[Aim] Search the records for the word "JSON" and pick out every line that has it.

[Records from a collection of figures]
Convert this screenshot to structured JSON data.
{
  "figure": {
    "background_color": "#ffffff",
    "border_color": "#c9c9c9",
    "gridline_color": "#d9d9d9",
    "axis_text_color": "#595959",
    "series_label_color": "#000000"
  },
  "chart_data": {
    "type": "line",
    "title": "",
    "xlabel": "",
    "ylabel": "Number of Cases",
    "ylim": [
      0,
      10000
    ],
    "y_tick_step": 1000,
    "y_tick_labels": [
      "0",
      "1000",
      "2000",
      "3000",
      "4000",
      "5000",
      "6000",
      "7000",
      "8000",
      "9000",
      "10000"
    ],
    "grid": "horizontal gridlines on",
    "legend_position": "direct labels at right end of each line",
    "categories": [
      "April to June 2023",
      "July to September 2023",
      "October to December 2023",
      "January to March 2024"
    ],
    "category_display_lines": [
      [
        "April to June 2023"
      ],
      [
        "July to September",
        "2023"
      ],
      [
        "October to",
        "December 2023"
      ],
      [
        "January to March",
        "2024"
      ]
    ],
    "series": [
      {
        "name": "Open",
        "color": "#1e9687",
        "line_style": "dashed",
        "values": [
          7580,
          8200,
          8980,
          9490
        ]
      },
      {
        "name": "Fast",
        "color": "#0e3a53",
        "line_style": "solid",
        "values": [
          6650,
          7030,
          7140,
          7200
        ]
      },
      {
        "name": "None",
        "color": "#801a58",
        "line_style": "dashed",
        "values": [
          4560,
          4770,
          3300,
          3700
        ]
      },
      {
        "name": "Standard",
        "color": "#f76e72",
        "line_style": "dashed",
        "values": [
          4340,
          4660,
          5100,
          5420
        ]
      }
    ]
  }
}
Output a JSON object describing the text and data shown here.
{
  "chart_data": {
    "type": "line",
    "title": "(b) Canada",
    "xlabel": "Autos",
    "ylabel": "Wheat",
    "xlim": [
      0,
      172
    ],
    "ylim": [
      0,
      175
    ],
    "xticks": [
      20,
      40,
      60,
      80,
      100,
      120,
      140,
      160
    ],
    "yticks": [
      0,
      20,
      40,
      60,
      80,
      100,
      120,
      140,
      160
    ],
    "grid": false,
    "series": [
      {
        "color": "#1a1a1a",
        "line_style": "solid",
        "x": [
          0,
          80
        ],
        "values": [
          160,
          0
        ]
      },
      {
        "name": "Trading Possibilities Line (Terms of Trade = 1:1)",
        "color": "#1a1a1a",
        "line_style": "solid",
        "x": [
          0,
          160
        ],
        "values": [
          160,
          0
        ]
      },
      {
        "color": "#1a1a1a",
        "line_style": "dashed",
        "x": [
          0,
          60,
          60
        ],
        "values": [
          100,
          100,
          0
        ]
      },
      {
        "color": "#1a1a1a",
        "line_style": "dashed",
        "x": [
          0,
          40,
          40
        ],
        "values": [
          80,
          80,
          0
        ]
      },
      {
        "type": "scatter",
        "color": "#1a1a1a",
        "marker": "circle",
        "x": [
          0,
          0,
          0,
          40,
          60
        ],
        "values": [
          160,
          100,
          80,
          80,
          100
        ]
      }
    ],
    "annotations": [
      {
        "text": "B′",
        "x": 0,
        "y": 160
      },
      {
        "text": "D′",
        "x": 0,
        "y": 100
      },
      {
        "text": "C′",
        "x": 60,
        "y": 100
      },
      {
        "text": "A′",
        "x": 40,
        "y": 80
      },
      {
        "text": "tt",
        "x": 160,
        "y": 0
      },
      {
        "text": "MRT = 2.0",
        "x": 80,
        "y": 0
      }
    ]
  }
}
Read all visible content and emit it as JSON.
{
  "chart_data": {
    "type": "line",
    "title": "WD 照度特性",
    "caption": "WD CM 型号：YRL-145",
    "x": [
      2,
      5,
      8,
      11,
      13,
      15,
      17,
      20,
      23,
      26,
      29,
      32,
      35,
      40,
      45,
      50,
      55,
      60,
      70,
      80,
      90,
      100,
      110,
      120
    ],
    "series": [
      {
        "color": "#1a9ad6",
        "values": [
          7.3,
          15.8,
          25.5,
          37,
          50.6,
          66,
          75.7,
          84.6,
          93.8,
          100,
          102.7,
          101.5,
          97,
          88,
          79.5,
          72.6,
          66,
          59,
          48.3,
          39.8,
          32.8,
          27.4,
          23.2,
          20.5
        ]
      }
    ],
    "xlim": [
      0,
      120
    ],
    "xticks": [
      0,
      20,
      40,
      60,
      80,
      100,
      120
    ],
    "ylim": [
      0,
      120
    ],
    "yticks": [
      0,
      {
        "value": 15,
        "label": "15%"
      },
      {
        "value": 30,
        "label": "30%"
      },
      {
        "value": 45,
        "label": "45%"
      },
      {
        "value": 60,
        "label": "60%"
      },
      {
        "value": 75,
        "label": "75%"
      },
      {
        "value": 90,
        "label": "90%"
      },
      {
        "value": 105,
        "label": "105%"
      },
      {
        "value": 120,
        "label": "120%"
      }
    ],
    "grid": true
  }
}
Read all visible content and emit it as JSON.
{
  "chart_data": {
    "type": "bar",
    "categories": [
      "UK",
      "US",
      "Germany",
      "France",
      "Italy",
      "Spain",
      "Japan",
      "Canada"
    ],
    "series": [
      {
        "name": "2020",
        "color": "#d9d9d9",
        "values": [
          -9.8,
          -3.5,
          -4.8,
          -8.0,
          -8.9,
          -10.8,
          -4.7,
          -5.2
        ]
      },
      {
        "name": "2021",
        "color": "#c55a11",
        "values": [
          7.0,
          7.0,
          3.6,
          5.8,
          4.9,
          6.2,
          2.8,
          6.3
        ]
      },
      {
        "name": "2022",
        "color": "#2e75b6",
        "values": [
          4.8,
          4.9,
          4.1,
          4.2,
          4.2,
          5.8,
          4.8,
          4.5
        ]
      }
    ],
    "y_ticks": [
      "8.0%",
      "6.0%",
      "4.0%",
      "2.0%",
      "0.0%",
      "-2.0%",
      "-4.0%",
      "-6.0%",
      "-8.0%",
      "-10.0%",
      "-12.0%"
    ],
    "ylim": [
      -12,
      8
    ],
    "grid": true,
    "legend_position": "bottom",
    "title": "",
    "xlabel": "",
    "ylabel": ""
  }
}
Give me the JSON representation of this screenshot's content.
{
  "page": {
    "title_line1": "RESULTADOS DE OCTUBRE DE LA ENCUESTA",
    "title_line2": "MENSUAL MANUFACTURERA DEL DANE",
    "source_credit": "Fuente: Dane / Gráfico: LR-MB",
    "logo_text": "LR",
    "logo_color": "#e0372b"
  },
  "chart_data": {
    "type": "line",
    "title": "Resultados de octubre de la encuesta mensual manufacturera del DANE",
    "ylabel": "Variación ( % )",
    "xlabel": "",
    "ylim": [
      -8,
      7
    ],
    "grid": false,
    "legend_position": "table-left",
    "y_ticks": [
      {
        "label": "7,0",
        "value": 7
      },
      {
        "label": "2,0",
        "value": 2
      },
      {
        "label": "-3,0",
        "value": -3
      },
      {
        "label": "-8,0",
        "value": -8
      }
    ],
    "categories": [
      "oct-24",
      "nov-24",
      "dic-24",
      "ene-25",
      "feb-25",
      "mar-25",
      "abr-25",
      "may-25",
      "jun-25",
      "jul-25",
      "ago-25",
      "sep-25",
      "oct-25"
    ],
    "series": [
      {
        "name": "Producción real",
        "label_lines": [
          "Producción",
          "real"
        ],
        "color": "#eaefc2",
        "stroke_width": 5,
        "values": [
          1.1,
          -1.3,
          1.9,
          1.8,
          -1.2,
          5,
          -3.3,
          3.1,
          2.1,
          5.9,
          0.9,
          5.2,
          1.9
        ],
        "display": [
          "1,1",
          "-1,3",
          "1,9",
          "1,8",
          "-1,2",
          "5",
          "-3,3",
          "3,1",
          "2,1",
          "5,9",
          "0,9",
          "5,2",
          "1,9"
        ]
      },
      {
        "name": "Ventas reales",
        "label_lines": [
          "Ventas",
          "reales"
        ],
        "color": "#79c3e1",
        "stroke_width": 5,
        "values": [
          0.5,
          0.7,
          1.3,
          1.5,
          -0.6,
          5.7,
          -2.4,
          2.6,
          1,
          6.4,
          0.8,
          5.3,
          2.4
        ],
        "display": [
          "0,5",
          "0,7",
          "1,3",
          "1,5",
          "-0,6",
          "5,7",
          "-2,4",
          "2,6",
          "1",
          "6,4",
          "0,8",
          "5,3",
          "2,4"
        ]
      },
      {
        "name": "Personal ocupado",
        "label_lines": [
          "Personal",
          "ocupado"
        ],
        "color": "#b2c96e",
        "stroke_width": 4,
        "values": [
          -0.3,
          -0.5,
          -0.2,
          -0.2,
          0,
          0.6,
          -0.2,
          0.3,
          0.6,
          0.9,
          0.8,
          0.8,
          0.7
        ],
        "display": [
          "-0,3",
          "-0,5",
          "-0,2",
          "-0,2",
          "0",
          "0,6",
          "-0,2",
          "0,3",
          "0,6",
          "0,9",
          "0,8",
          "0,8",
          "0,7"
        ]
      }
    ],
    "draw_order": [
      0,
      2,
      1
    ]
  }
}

[Full answer]
Convert this screenshot to structured JSON data.
Output a JSON object describing the text and data shown here.
Read all visible content and emit it as JSON.
Read all visible content and emit it as JSON.
Give me the JSON representation of this screenshot's content.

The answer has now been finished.